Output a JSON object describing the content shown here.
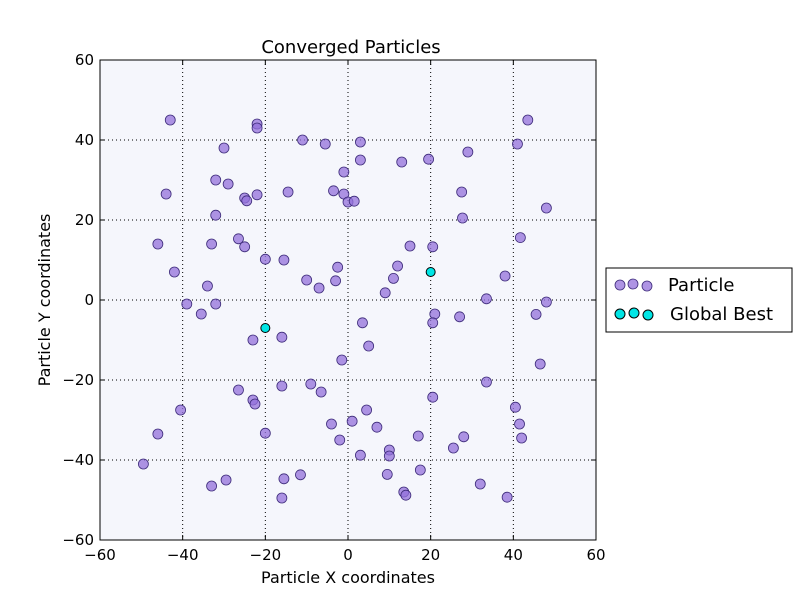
{
  "chart_data": {
    "type": "scatter",
    "title": "Converged Particles",
    "xlabel": "Particle X coordinates",
    "ylabel": "Particle Y coordinates",
    "xlim": [
      -60,
      60
    ],
    "ylim": [
      -60,
      60
    ],
    "xticks": [
      -60,
      -40,
      -20,
      0,
      20,
      40,
      60
    ],
    "yticks": [
      -60,
      -40,
      -20,
      0,
      20,
      40,
      60
    ],
    "grid": true,
    "legend_position": "outside-right",
    "plot_background": "#f5f6fc",
    "series": [
      {
        "name": "Particle",
        "color": "#9370db",
        "edge_color": "#3d2b7a",
        "points": [
          [
            -43,
            45
          ],
          [
            -22,
            44
          ],
          [
            -22,
            43
          ],
          [
            -30,
            38
          ],
          [
            -11,
            40
          ],
          [
            -5.5,
            39
          ],
          [
            3,
            39.5
          ],
          [
            3,
            35
          ],
          [
            -1,
            32
          ],
          [
            13,
            34.5
          ],
          [
            19.5,
            35.2
          ],
          [
            29,
            37
          ],
          [
            41,
            39
          ],
          [
            43.5,
            45
          ],
          [
            -44,
            26.5
          ],
          [
            -32,
            30
          ],
          [
            -29,
            29
          ],
          [
            -25,
            25.5
          ],
          [
            -24.5,
            24.8
          ],
          [
            -22,
            26.3
          ],
          [
            -14.5,
            27
          ],
          [
            -3.5,
            27.3
          ],
          [
            -1,
            26.5
          ],
          [
            0,
            24.5
          ],
          [
            1.5,
            24.7
          ],
          [
            27.5,
            27
          ],
          [
            27.7,
            20.5
          ],
          [
            48,
            23
          ],
          [
            -32,
            21.2
          ],
          [
            -26.5,
            15.3
          ],
          [
            -25,
            13.3
          ],
          [
            -33,
            14
          ],
          [
            -46,
            14
          ],
          [
            -42,
            7
          ],
          [
            -20,
            10.2
          ],
          [
            -15.5,
            10
          ],
          [
            15,
            13.5
          ],
          [
            20.5,
            13.3
          ],
          [
            41.7,
            15.6
          ],
          [
            12,
            8.5
          ],
          [
            -2.5,
            8.2
          ],
          [
            11,
            5.4
          ],
          [
            38,
            6
          ],
          [
            -34,
            3.5
          ],
          [
            -10,
            5
          ],
          [
            -7,
            3
          ],
          [
            -3,
            4.8
          ],
          [
            9,
            1.8
          ],
          [
            33.5,
            0.3
          ],
          [
            48,
            -0.5
          ],
          [
            -39,
            -1
          ],
          [
            -32,
            -1
          ],
          [
            -35.5,
            -3.5
          ],
          [
            21,
            -3.5
          ],
          [
            20.5,
            -5.7
          ],
          [
            27,
            -4.2
          ],
          [
            45.5,
            -3.6
          ],
          [
            3.5,
            -5.7
          ],
          [
            -23,
            -10
          ],
          [
            -16,
            -9.3
          ],
          [
            5,
            -11.5
          ],
          [
            -1.5,
            -15
          ],
          [
            46.5,
            -16
          ],
          [
            -26.5,
            -22.5
          ],
          [
            -16,
            -21.5
          ],
          [
            -9,
            -21
          ],
          [
            -6.5,
            -23
          ],
          [
            33.5,
            -20.5
          ],
          [
            -23,
            -25
          ],
          [
            -22.5,
            -26
          ],
          [
            -40.5,
            -27.5
          ],
          [
            4.5,
            -27.5
          ],
          [
            20.5,
            -24.3
          ],
          [
            40.5,
            -26.8
          ],
          [
            -4,
            -31
          ],
          [
            1,
            -30.3
          ],
          [
            7,
            -31.8
          ],
          [
            41.5,
            -31
          ],
          [
            -46,
            -33.5
          ],
          [
            -20,
            -33.3
          ],
          [
            -2,
            -35
          ],
          [
            17,
            -34
          ],
          [
            28,
            -34.2
          ],
          [
            42,
            -34.5
          ],
          [
            10,
            -37.5
          ],
          [
            10,
            -39
          ],
          [
            25.5,
            -37
          ],
          [
            3,
            -38.8
          ],
          [
            -49.5,
            -41
          ],
          [
            9.5,
            -43.6
          ],
          [
            17.5,
            -42.5
          ],
          [
            -11.5,
            -43.7
          ],
          [
            -15.5,
            -44.7
          ],
          [
            -29.5,
            -45
          ],
          [
            -33,
            -46.5
          ],
          [
            32,
            -46
          ],
          [
            13.5,
            -48
          ],
          [
            14,
            -48.8
          ],
          [
            -16,
            -49.5
          ],
          [
            38.5,
            -49.3
          ]
        ]
      },
      {
        "name": "Global Best",
        "color": "#00e5e5",
        "edge_color": "#000000",
        "points": [
          [
            -20,
            -7
          ],
          [
            20,
            7
          ]
        ]
      }
    ]
  }
}
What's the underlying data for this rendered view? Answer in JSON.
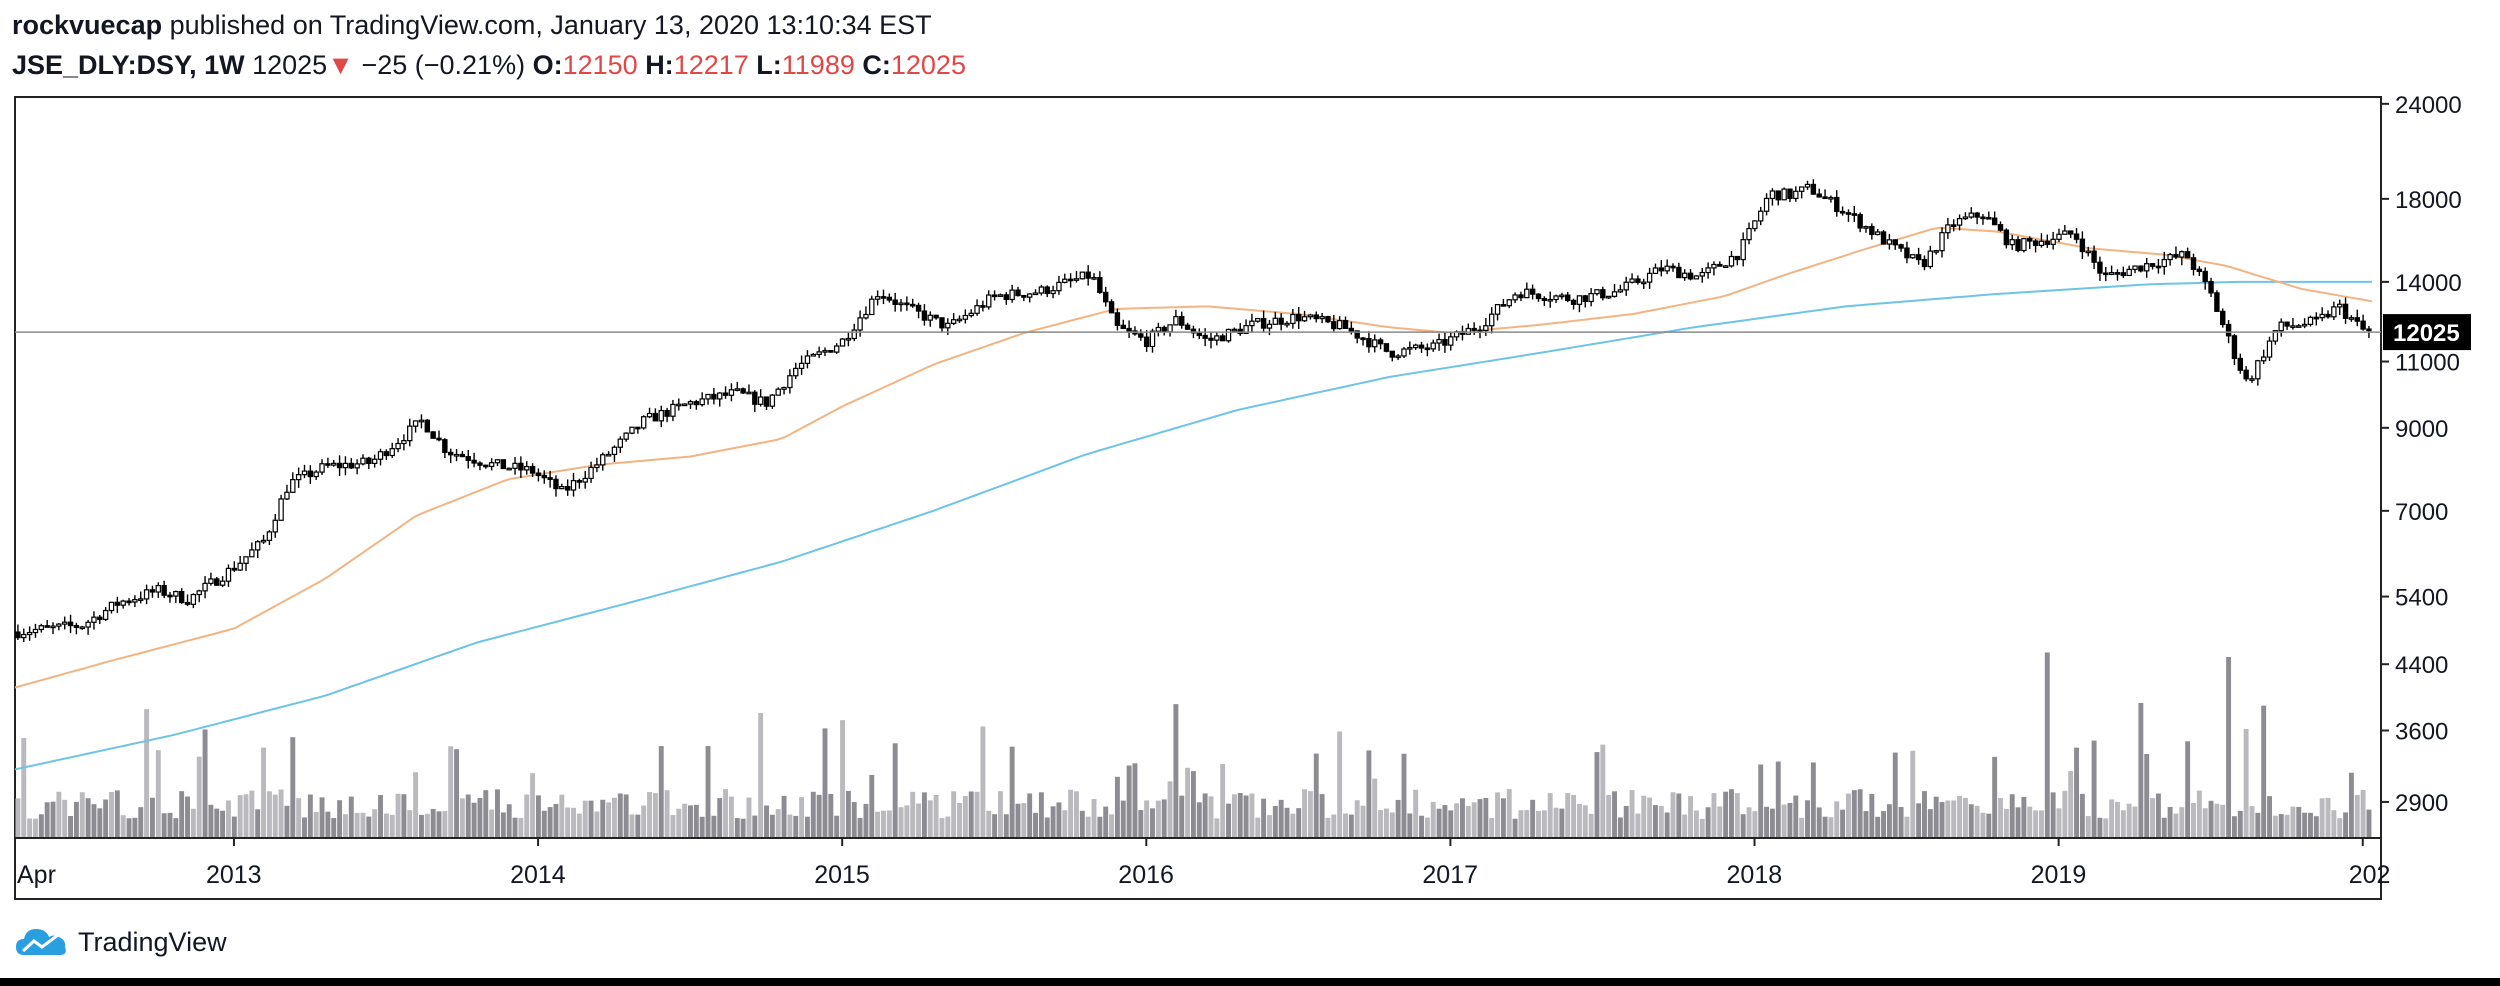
{
  "header": {
    "author": "rockvuecap",
    "published_text": "published on TradingView.com, January 13, 2020 13:10:34 EST",
    "symbol": "JSE_DLY:DSY, 1W",
    "last": "12025",
    "arrow": "▼",
    "change": "−25 (−0.21%)",
    "o_label": "O:",
    "o_value": "12150",
    "h_label": "H:",
    "h_value": "12217",
    "l_label": "L:",
    "l_value": "11989",
    "c_label": "C:",
    "c_value": "12025"
  },
  "logo": {
    "text": "TradingView",
    "icon": "tradingview-cloud-icon"
  },
  "colors": {
    "candle": "#000000",
    "ma_slow": "#6ec3e6",
    "ma_fast": "#f2b483",
    "volume_dark": "#8c8c92",
    "volume_light": "#b9b9be",
    "price_line": "#8a8a8a",
    "last_label_bg": "#000000",
    "down": "#e04848"
  },
  "chart_data": {
    "type": "candlestick",
    "timeframe": "1W",
    "y_scale": "log",
    "ylim": [
      2600,
      24500
    ],
    "x_range": [
      "2012-04",
      "2020-01"
    ],
    "y_ticks": [
      2900,
      3600,
      4400,
      5400,
      7000,
      9000,
      11000,
      14000,
      18000,
      24000
    ],
    "x_ticks": [
      "Apr",
      "2013",
      "2014",
      "2015",
      "2016",
      "2017",
      "2018",
      "2019",
      "202"
    ],
    "last_price_label": "12025",
    "price_anchors": [
      [
        2012.28,
        4850
      ],
      [
        2012.5,
        4950
      ],
      [
        2012.62,
        5300
      ],
      [
        2012.75,
        5500
      ],
      [
        2012.85,
        5350
      ],
      [
        2013.0,
        5900
      ],
      [
        2013.1,
        6400
      ],
      [
        2013.18,
        7600
      ],
      [
        2013.3,
        8000
      ],
      [
        2013.45,
        8100
      ],
      [
        2013.62,
        9200
      ],
      [
        2013.7,
        8400
      ],
      [
        2013.85,
        8050
      ],
      [
        2013.98,
        7900
      ],
      [
        2014.08,
        7400
      ],
      [
        2014.2,
        8100
      ],
      [
        2014.35,
        9200
      ],
      [
        2014.5,
        9700
      ],
      [
        2014.65,
        10000
      ],
      [
        2014.75,
        9700
      ],
      [
        2014.85,
        10800
      ],
      [
        2015.0,
        11700
      ],
      [
        2015.12,
        13600
      ],
      [
        2015.2,
        13000
      ],
      [
        2015.35,
        12200
      ],
      [
        2015.5,
        13400
      ],
      [
        2015.65,
        13600
      ],
      [
        2015.82,
        14300
      ],
      [
        2015.9,
        12200
      ],
      [
        2016.0,
        11700
      ],
      [
        2016.1,
        12500
      ],
      [
        2016.2,
        11700
      ],
      [
        2016.35,
        12300
      ],
      [
        2016.5,
        12600
      ],
      [
        2016.65,
        12200
      ],
      [
        2016.8,
        11300
      ],
      [
        2016.95,
        11500
      ],
      [
        2017.1,
        12300
      ],
      [
        2017.22,
        13600
      ],
      [
        2017.4,
        13300
      ],
      [
        2017.55,
        13600
      ],
      [
        2017.7,
        14600
      ],
      [
        2017.82,
        14200
      ],
      [
        2017.95,
        15300
      ],
      [
        2018.05,
        18300
      ],
      [
        2018.12,
        18200
      ],
      [
        2018.18,
        18600
      ],
      [
        2018.3,
        17300
      ],
      [
        2018.45,
        15600
      ],
      [
        2018.55,
        14700
      ],
      [
        2018.65,
        16700
      ],
      [
        2018.75,
        17200
      ],
      [
        2018.85,
        15600
      ],
      [
        2018.95,
        15900
      ],
      [
        2019.05,
        16200
      ],
      [
        2019.15,
        14200
      ],
      [
        2019.3,
        14800
      ],
      [
        2019.42,
        15200
      ],
      [
        2019.5,
        13500
      ],
      [
        2019.58,
        11200
      ],
      [
        2019.62,
        10300
      ],
      [
        2019.72,
        12200
      ],
      [
        2019.85,
        12400
      ],
      [
        2019.92,
        13000
      ],
      [
        2020.0,
        12100
      ],
      [
        2020.03,
        12025
      ]
    ],
    "ma_fast_anchors": [
      [
        2012.28,
        4100
      ],
      [
        2012.6,
        4450
      ],
      [
        2013.0,
        4900
      ],
      [
        2013.3,
        5700
      ],
      [
        2013.6,
        6900
      ],
      [
        2013.9,
        7700
      ],
      [
        2014.2,
        8050
      ],
      [
        2014.5,
        8250
      ],
      [
        2014.8,
        8700
      ],
      [
        2015.0,
        9600
      ],
      [
        2015.3,
        10900
      ],
      [
        2015.6,
        12000
      ],
      [
        2015.9,
        12900
      ],
      [
        2016.2,
        13000
      ],
      [
        2016.5,
        12700
      ],
      [
        2016.8,
        12200
      ],
      [
        2017.0,
        12000
      ],
      [
        2017.3,
        12300
      ],
      [
        2017.6,
        12700
      ],
      [
        2017.9,
        13400
      ],
      [
        2018.1,
        14300
      ],
      [
        2018.35,
        15400
      ],
      [
        2018.6,
        16500
      ],
      [
        2018.8,
        16300
      ],
      [
        2019.1,
        15500
      ],
      [
        2019.35,
        15200
      ],
      [
        2019.55,
        14700
      ],
      [
        2019.8,
        13700
      ],
      [
        2020.03,
        13200
      ]
    ],
    "ma_slow_anchors": [
      [
        2012.28,
        3200
      ],
      [
        2012.8,
        3550
      ],
      [
        2013.3,
        4000
      ],
      [
        2013.8,
        4700
      ],
      [
        2014.3,
        5300
      ],
      [
        2014.8,
        6000
      ],
      [
        2015.3,
        7000
      ],
      [
        2015.8,
        8300
      ],
      [
        2016.3,
        9500
      ],
      [
        2016.8,
        10500
      ],
      [
        2017.3,
        11300
      ],
      [
        2017.8,
        12200
      ],
      [
        2018.3,
        13000
      ],
      [
        2018.8,
        13500
      ],
      [
        2019.3,
        13900
      ],
      [
        2019.6,
        14000
      ],
      [
        2020.03,
        14000
      ]
    ],
    "volume_note": "volume histogram along bottom, peak near 2019.55"
  }
}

________________

WRITTEN EXERCISE
From the entries, report each line that includes the word "JSON".

CORRECT OUTPUT
Output a JSON object describing the content shown here.
What's the underlying data for this rendered view? Answer in JSON.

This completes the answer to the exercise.